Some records
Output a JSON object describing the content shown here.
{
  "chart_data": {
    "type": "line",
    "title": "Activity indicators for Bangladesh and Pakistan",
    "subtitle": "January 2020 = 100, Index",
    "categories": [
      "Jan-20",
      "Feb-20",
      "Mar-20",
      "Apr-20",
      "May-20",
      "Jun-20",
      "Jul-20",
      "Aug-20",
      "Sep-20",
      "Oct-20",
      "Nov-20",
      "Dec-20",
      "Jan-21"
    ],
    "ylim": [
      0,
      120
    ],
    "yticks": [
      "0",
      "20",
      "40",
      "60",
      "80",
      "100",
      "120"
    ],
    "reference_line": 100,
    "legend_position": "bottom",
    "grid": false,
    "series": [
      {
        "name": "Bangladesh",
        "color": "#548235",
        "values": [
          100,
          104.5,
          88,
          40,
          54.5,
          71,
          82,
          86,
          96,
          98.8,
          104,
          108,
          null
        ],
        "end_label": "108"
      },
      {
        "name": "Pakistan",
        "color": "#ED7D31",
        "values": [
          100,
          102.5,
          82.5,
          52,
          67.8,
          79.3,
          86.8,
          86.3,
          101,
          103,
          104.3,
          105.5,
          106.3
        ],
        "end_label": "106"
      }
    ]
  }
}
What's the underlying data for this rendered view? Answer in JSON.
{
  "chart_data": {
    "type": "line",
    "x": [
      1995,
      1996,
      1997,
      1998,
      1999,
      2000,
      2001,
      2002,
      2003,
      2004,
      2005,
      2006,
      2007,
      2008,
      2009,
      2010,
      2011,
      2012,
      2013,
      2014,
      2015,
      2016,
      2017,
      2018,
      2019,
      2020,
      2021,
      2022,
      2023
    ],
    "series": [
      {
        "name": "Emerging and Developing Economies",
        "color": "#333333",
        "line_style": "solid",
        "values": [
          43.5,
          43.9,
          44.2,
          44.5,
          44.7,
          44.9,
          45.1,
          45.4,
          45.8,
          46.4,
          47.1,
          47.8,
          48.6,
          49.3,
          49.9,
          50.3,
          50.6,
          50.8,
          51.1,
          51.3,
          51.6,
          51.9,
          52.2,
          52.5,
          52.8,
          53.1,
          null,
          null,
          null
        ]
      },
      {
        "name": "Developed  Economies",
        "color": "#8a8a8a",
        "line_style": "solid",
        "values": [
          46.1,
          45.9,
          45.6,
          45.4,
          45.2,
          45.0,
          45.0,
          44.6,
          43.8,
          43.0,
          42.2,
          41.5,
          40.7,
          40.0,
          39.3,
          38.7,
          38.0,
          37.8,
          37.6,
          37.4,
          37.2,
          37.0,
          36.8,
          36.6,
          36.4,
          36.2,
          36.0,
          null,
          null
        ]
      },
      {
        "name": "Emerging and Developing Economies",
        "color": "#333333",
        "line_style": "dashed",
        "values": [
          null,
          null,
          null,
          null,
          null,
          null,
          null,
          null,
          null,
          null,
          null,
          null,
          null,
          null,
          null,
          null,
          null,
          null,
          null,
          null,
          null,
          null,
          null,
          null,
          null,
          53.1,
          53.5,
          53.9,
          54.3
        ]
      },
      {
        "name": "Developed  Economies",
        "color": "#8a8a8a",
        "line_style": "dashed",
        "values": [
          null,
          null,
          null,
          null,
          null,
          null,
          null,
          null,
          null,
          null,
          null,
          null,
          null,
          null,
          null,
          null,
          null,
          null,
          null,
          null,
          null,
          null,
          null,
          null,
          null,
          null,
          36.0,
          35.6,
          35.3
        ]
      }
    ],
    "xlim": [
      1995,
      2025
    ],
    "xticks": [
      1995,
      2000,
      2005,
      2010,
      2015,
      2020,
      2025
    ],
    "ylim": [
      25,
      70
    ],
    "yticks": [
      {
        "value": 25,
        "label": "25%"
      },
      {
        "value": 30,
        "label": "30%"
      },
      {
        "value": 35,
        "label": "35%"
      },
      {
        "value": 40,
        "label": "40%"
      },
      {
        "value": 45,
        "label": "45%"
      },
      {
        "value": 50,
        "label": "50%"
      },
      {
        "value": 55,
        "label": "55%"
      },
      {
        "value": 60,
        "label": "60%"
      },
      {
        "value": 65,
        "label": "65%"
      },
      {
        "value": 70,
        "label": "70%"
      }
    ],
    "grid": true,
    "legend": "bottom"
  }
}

Set task - List each line holding the string "Pakistan".

Task response -
    "title": "Activity indicators for Bangladesh and Pakistan",
        "name": "Pakistan",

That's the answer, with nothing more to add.